### Your goal
Recast every line of the entries below as a Markdown table with two columns, Row and Line. Skip blank lines, and leave out the pictures.

### Records provided

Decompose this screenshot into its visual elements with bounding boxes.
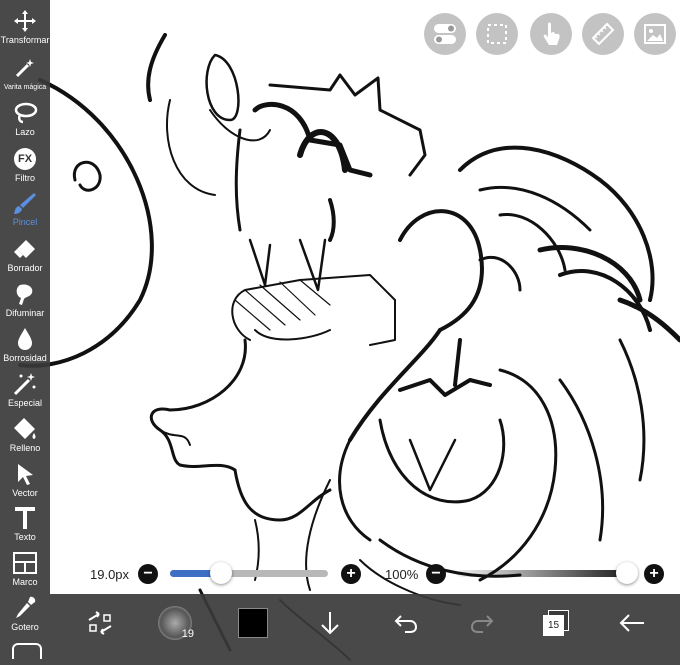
ruler-icon <box>591 22 615 46</box>
brush-icon <box>10 190 40 216</box>
brush-size-thumb[interactable] <box>210 562 232 584</box>
drawing-canvas[interactable] <box>0 0 680 665</box>
tool-label: Texto <box>14 532 36 542</box>
fx-icon: FX <box>10 146 40 172</box>
tool-transform[interactable]: Transformar <box>0 8 50 52</box>
opacity-value: 100% <box>385 567 419 582</box>
tool-vector[interactable]: Vector <box>0 461 50 505</box>
tool-label: Difuminar <box>5 308 45 318</box>
ruler-button[interactable] <box>582 13 624 55</box>
frame-icon <box>10 550 40 576</box>
tool-lasso[interactable]: Lazo <box>0 100 50 144</box>
image-button[interactable] <box>634 13 676 55</box>
image-icon <box>644 24 666 44</box>
tool-label: Vector <box>12 488 38 498</box>
special-wand-icon <box>10 371 40 397</box>
vector-cursor-icon <box>10 461 40 487</box>
undo-icon <box>394 615 418 633</box>
gesture-button[interactable] <box>530 13 572 55</box>
lasso-icon <box>10 100 40 126</box>
brush-preview-button[interactable]: 19 <box>155 594 195 652</box>
tool-label: Lazo <box>15 127 35 137</box>
selection-button[interactable] <box>476 13 518 55</box>
tool-eraser[interactable]: Borrador <box>0 236 50 280</box>
tool-label: Pincel <box>12 217 38 227</box>
undo-button[interactable] <box>388 594 424 652</box>
tool-label: Especial <box>7 398 43 408</box>
tool-fill[interactable]: Relleno <box>0 416 50 460</box>
move-arrows-icon <box>10 8 40 34</box>
brush-size-increase-button[interactable]: + <box>341 564 361 584</box>
color-swatch <box>238 608 268 638</box>
tool-magic-wand[interactable]: Varita mágica <box>0 55 50 99</box>
tool-smudge[interactable]: Difuminar <box>0 281 50 325</box>
arrow-down-icon <box>321 612 339 635</box>
bottom-toolbar: 19 15 <box>50 594 680 665</box>
opacity-slider[interactable] <box>457 570 637 577</box>
smudge-icon <box>10 281 40 307</box>
tool-filter[interactable]: FX Filtro <box>0 146 50 190</box>
tool-label: Varita mágica <box>3 84 47 91</box>
tool-label: Borrosidad <box>3 353 47 363</box>
tool-sidebar: Transformar Varita mágica Lazo FX Filtro… <box>0 0 50 665</box>
tool-text[interactable]: Texto <box>0 505 50 549</box>
brush-size-decrease-button[interactable]: − <box>138 564 158 584</box>
tool-brush[interactable]: Pincel <box>0 190 50 234</box>
tool-label: Gotero <box>11 622 39 632</box>
eraser-icon <box>10 236 40 262</box>
color-swatch-button[interactable] <box>235 594 271 652</box>
toggle-button[interactable] <box>424 13 466 55</box>
download-button[interactable] <box>312 594 348 652</box>
layers-button[interactable]: 15 <box>538 594 574 652</box>
redo-button[interactable] <box>464 594 500 652</box>
redo-icon <box>470 615 494 633</box>
blur-drop-icon <box>10 326 40 352</box>
magic-wand-icon <box>10 55 40 81</box>
eyedropper-icon <box>10 595 40 621</box>
tool-special[interactable]: Especial <box>0 371 50 415</box>
layer-count: 15 <box>543 615 564 636</box>
tool-label: Relleno <box>9 443 41 453</box>
tool-label: Filtro <box>15 173 35 183</box>
toggle-icon <box>434 24 456 44</box>
tool-frame[interactable]: Marco <box>0 550 50 594</box>
brush-size-value: 19.0px <box>90 567 130 582</box>
opacity-increase-button[interactable]: + <box>644 564 664 584</box>
fill-bucket-icon <box>10 416 40 442</box>
quick-menu-button[interactable] <box>80 594 120 652</box>
opacity-thumb[interactable] <box>616 562 638 584</box>
tool-label: Borrador <box>7 263 43 273</box>
selection-icon <box>487 24 507 44</box>
text-icon <box>10 505 40 531</box>
gesture-icon <box>543 22 560 45</box>
tool-eyedropper[interactable]: Gotero <box>0 595 50 639</box>
tool-label: Transformar <box>0 35 50 45</box>
rotate-arrows-icon <box>88 611 112 635</box>
tool-label: Marco <box>12 577 38 587</box>
layers-icon: 15 <box>543 610 569 636</box>
back-button[interactable] <box>614 594 650 652</box>
brush-preview-number: 19 <box>181 628 194 640</box>
brush-size-fill <box>170 570 215 577</box>
tool-blur[interactable]: Borrosidad <box>0 326 50 370</box>
arrow-left-icon <box>619 614 644 632</box>
opacity-decrease-button[interactable]: − <box>426 564 446 584</box>
more-tools-icon[interactable] <box>12 643 42 659</box>
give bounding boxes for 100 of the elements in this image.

### Written answer
| Row | Line |
|---|---|
| 1 | Decompose this screenshot into its visual elements with bounding boxes. |
| 2 | ruler-icon <box>591 22 615 46</box> |
| 3 | brush-icon <box>10 190 40 216</box> |
| 4 | brush-size-thumb[interactable] <box>210 562 232 584</box> |
| 5 | drawing-canvas[interactable] <box>0 0 680 665</box> |
| 6 | tool-label: Texto <box>14 532 36 542</box> |
| 7 | fx-icon: FX <box>10 146 40 172</box> |
| 8 | tool-transform[interactable]: Transformar <box>0 8 50 52</box> |
| 9 | opacity-value: 100% <box>385 567 419 582</box> |
| 10 | tool-vector[interactable]: Vector <box>0 461 50 505</box> |
| 11 | tool-label: Difuminar <box>5 308 45 318</box> |
| 12 | ruler-button[interactable] <box>582 13 624 55</box> |
| 13 | frame-icon <box>10 550 40 576</box> |
| 14 | tool-lasso[interactable]: Lazo <box>0 100 50 144</box> |
| 15 | image-button[interactable] <box>634 13 676 55</box> |
| 16 | image-icon <box>644 24 666 44</box> |
| 17 | tool-label: Vector <box>12 488 38 498</box> |
| 18 | special-wand-icon <box>10 371 40 397</box> |
| 19 | vector-cursor-icon <box>10 461 40 487</box> |
| 20 | undo-icon <box>394 615 418 633</box> |
| 21 | gesture-button[interactable] <box>530 13 572 55</box> |
| 22 | lasso-icon <box>10 100 40 126</box> |
| 23 | brush-preview-button[interactable]: 19 <box>155 594 195 652</box> |
| 24 | tool-label: Lazo <box>15 127 35 137</box> |
| 25 | selection-button[interactable] <box>476 13 518 55</box> |
| 26 | tool-eraser[interactable]: Borrador <box>0 236 50 280</box> |
| 27 | tool-label: Pincel <box>12 217 38 227</box> |
| 28 | undo-button[interactable] <box>388 594 424 652</box> |
| 29 | tool-label: Especial <box>7 398 43 408</box> |
| 30 | tool-fill[interactable]: Relleno <box>0 416 50 460</box> |
| 31 | move-arrows-icon <box>10 8 40 34</box> |
| 32 | brush-size-increase-button[interactable]: + <box>341 564 361 584</box> |
| 33 | color-swatch <box>238 608 268 638</box> |
| 34 | tool-magic-wand[interactable]: Varita mágica <box>0 55 50 99</box> |
| 35 | tool-smudge[interactable]: Difuminar <box>0 281 50 325</box> |
| 36 | arrow-down-icon <box>321 612 339 635</box> |
| 37 | bottom-toolbar: 19 15 <box>50 594 680 665</box> |
| 38 | opacity-slider[interactable] <box>457 570 637 577</box> |
| 39 | smudge-icon <box>10 281 40 307</box> |
| 40 | tool-filter[interactable]: FX Filtro <box>0 146 50 190</box> |
| 41 | tool-label: Varita mágica <box>3 84 47 91</box> |
| 42 | tool-label: Borrosidad <box>3 353 47 363</box> |
| 43 | tool-sidebar: Transformar Varita mágica Lazo FX Filtro… <box>0 0 50 665</box> |
| 44 | tool-text[interactable]: Texto <box>0 505 50 549</box> |
| 45 | brush-size-decrease-button[interactable]: − <box>138 564 158 584</box> |
| 46 | tool-brush[interactable]: Pincel <box>0 190 50 234</box> |
| 47 | tool-label: Gotero <box>11 622 39 632</box> |
| 48 | eraser-icon <box>10 236 40 262</box> |
| 49 | color-swatch-button[interactable] <box>235 594 271 652</box> |
| 50 | toggle-button[interactable] <box>424 13 466 55</box> |
| 51 | download-button[interactable] <box>312 594 348 652</box> |
| 52 | layers-button[interactable]: 15 <box>538 594 574 652</box> |
| 53 | redo-button[interactable] <box>464 594 500 652</box> |
| 54 | redo-icon <box>470 615 494 633</box> |
| 55 | blur-drop-icon <box>10 326 40 352</box> |
| 56 | magic-wand-icon <box>10 55 40 81</box> |
| 57 | eyedropper-icon <box>10 595 40 621</box> |
| 58 | tool-special[interactable]: Especial <box>0 371 50 415</box> |
| 59 | layer-count: 15 <box>543 615 564 636</box> |
| 60 | tool-label: Relleno <box>9 443 41 453</box> |
| 61 | tool-label: Filtro <box>15 173 35 183</box> |
| 62 | toggle-icon <box>434 24 456 44</box> |
| 63 | tool-frame[interactable]: Marco <box>0 550 50 594</box> |
| 64 | brush-size-value: 19.0px <box>90 567 130 582</box> |
| 65 | opacity-increase-button[interactable]: + <box>644 564 664 584</box> |
| 66 | fill-bucket-icon <box>10 416 40 442</box> |
| 67 | quick-menu-button[interactable] <box>80 594 120 652</box> |
| 68 | opacity-thumb[interactable] <box>616 562 638 584</box> |
| 69 | tool-label: Borrador <box>7 263 43 273</box> |
| 70 | selection-icon <box>487 24 507 44</box> |
| 71 | text-icon <box>10 505 40 531</box> |
| 72 | gesture-icon <box>543 22 560 45</box> |
| 73 | tool-eyedropper[interactable]: Gotero <box>0 595 50 639</box> |
| 74 | tool-label: Transformar <box>0 35 50 45</box> |
| 75 | rotate-arrows-icon <box>88 611 112 635</box> |
| 76 | tool-label: Marco <box>12 577 38 587</box> |
| 77 | layers-icon: 15 <box>543 610 569 636</box> |
| 78 | back-button[interactable] <box>614 594 650 652</box> |
| 79 | brush-preview-number: 19 <box>181 628 194 640</box> |
| 80 | brush-size-fill <box>170 570 215 577</box> |
| 81 | tool-blur[interactable]: Borrosidad <box>0 326 50 370</box> |
| 82 | arrow-left-icon <box>619 614 644 632</box> |
| 83 | opacity-decrease-button[interactable]: − <box>426 564 446 584</box> |
| 84 | more-tools-icon[interactable] <box>12 643 42 659</box> |
| 85 | give bounding boxes for 100 of the elements in this image. |